Tel était le thème d’une conférence
donnée en mars 1991, à l’Institut Euro 92, par Madsen Pirie.
Les propos tenus par le président de l’Adam Smith Institute il y a plus
de vingt ans sont toujours d’actualité.
Madsen Pirie
affirme, tout d’abord, que l’on accorde souvent, en politique,
une trop grande place au rôle des idées. « Elles ne
changent pas le monde à elles seules ». Ainsi, comme dans
le domaine scientifique où les ingénieurs permettent de
bénéficier concrètement des découvertes des
savants, « il faut des techniciens pour compléter
l’apport des théoriciens politiques ». C’est le
premier constat.
Le deuxième constat s’appuie sur la théorie des
choix publics. « Chacun, dit Madsen Pirie, cherche à maximiser ses avantages.
C’est ainsi que « des minorités très
motivées parviennent à obtenir des mesures contraires à
l’intérêt de la majorité, parce que celle-ci y
attache beaucoup moins d’importance ». Cela finit par donner
au secteur public les défauts chroniques qu’on lui connaît
: « tendance permanente au gonflement, confiscation par le
personnel au détriment des besoins des usagers, sureffectifs,
sous-équipement ».
Il y a bien des tentatives pour améliorer la situation. Mais,
le plus souvent, celles-ci partent du principe que la situation
dégradée est le résultat de dysfonctionnements
administratifs qu’il serait possible de corriger. Alors qu’en
fait elle est le résultat du mécanisme de prise de
décision publique.
Nous voyons bien que les tentatives de réduction du personnel,
d’amélioration des équipements, de réduction des
dépenses apportent parfois un résultat. Mais celui-ci est
provisoire car les administrations réussissent le plus souvent
à s’y opposer, en s’appuyant sur les « groupes
d’intérêt qui ressentent la réduction de
l’État comme une menace ».
La solution réside donc dans la recherche, par des techniciens
politiques, de méthodes pratiques prenant en compte le marché
politique comme une donnée essentielle. C’est ce que Madsen Pirie appelle la micropolitique.
Il s’agit de connaître les ressorts du marché
politique et « de les faire jouer dans le sens
recherché ».

◆ CONSIGNE ◆
Reprenez l'extrait ci-dessus sur la micropolitique selon Madsen Pirie et prolongez-le à la suite de sa dernière phrase.

◆ DONNÉES ◆
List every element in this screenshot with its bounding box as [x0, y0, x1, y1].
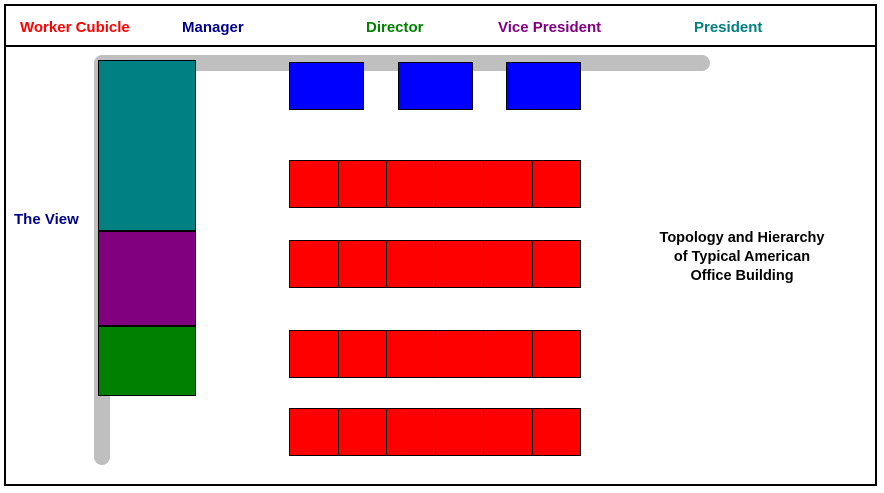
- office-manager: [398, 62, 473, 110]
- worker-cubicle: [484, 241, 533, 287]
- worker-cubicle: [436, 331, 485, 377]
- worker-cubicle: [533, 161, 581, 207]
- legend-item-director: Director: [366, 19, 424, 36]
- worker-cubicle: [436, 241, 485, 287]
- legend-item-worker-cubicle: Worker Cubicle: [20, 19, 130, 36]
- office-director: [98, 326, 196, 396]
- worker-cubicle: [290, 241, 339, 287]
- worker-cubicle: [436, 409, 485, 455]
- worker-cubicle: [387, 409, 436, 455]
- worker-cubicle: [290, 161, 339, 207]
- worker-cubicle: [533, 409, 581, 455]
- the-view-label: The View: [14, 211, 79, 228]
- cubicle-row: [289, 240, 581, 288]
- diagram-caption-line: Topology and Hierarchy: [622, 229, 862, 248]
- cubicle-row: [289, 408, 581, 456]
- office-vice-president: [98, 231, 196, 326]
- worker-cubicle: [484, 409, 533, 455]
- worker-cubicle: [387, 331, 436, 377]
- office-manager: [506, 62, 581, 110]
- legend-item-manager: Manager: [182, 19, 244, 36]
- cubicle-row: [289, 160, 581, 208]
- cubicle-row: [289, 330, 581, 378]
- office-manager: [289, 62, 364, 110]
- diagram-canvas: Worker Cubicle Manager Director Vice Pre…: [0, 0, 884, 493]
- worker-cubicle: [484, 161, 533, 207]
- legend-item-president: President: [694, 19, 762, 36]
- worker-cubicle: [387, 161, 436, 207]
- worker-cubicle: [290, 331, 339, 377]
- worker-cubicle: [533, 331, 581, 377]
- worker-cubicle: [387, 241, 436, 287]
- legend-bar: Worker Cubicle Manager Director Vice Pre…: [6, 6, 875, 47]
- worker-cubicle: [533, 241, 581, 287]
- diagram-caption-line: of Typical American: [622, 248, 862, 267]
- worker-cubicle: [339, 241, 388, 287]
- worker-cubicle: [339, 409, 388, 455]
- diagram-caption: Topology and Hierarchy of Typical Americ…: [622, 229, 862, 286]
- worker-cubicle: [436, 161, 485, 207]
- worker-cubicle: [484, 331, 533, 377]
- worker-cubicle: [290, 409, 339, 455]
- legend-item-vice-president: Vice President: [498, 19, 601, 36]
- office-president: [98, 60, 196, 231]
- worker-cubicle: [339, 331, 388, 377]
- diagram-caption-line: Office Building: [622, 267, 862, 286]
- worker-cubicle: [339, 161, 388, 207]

◆ RÉSULTAT ◆
« Ainsi, dit Madsen Pirie, pour supprimer un avantage fourni par
l’État, il faudra donner en échange un avantage
perçu comme supérieur, pour que la catégorie
bénéficiaire, bien loin de réagir contre la mesure et
contre le gouvernement qui la propose, apporte son soutien à
l’une et à l’autre. Le progrès pourra résulter
du caractère différent du nouvel avantage : il pourra
s’agir par exemple d’un gain de nature privée se
substituant à des subventions publiques ; ou bien de
l’attribution d’un privilège considérable mais
ponctuel pour remplacer une rente de situation permanente de moindre ampleur.
Dans les deux cas, les personnes concernées peuvent à juste
titre considérer qu’elles ont intérêt à ce
genre de mesure, qui cependant réduit les dépenses publiques
pour l’avenir, même s’il y a éventuellement un
surcoût immédiat ».
La micropolitique ressemble beaucoup
à ce que l’on appelle péjorativement la politique
politicienne. Certes, mais la finalité n’est pas la
même : il s’agit bien de réduire le poids et
d’accroître l’efficacité de la sphère
publique.
La micropolitique n’attaque pas les
privilèges de front. Elle n’est pas brutale. Elle demande du
temps. C’est une dynamique, dont le résultat final n’est
pas préconçu. Madsen Pirie compare le démantèlement du secteur
public au désamorçage d’une bombe. « Il faut
d’abord soulever le couvercle et étudier toutes les connexions
afin de déterminer quels sont les fils à déconnecter et
dans quel ordre. Si l’action est menée trop maladroitement ou
trop brutalement, l’ensemble peut exploser à la figure de
l’opérateur ».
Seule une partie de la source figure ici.